Exercise:
Gather up every line from the entries below that uses the word "MARKT".

Data shown:
○ ○ ○

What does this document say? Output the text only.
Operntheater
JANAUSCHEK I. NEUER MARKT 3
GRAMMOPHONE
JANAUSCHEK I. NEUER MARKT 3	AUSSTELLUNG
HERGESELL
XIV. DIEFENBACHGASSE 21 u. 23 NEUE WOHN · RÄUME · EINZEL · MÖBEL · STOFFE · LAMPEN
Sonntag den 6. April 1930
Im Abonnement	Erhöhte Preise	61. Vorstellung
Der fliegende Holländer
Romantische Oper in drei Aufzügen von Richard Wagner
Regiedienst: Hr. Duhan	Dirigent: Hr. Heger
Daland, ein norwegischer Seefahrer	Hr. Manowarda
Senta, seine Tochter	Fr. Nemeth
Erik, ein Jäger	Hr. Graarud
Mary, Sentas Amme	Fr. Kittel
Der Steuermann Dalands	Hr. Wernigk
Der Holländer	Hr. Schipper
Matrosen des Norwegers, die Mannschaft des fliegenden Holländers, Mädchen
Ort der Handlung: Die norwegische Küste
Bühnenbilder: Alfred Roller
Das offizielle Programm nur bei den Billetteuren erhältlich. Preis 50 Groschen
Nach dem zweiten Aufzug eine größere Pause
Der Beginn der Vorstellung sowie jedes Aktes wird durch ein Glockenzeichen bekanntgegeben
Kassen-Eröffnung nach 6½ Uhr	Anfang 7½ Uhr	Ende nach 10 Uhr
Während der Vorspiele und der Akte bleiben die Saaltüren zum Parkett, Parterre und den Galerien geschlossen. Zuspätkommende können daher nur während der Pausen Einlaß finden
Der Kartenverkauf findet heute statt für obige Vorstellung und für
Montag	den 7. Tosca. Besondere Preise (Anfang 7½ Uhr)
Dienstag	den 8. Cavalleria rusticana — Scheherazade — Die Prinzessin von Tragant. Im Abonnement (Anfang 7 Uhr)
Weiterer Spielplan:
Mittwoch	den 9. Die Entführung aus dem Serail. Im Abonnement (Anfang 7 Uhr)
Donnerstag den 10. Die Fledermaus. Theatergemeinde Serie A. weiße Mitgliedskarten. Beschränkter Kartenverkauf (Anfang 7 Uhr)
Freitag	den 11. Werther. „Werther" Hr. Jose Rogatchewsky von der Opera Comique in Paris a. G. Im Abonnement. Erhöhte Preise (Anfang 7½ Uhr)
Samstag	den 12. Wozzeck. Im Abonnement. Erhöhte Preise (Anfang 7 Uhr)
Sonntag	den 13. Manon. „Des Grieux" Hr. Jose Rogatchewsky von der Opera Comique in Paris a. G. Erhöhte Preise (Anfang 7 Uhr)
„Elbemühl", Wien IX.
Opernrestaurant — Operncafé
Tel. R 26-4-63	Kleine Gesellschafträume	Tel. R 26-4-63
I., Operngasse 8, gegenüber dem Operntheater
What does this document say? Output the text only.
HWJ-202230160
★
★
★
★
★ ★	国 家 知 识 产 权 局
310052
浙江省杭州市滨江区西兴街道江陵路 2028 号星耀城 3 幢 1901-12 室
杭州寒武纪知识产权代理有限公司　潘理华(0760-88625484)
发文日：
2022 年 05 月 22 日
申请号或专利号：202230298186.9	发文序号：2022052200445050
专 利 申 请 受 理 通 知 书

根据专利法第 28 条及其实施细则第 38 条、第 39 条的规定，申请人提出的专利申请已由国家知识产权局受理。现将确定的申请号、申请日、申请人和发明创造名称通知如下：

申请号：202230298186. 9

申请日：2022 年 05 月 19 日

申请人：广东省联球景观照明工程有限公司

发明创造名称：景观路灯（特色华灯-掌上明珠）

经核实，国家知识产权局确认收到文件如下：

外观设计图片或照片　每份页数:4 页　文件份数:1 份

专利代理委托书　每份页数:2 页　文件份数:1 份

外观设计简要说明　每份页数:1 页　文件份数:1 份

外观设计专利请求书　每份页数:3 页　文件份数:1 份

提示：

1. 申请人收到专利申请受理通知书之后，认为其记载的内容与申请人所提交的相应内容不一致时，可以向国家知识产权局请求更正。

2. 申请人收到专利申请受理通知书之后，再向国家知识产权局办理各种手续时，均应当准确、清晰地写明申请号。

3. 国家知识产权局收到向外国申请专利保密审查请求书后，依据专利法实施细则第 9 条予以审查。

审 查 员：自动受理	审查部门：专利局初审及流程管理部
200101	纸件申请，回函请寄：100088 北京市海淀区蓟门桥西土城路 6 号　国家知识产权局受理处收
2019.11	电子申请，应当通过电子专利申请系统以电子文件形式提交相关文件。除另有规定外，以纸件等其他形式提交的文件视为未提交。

○ ○ ○

Exercise solution:
JANAUSCHEK I. NEUER MARKT 3
JANAUSCHEK I. NEUER MARKT 3	AUSSTELLUNG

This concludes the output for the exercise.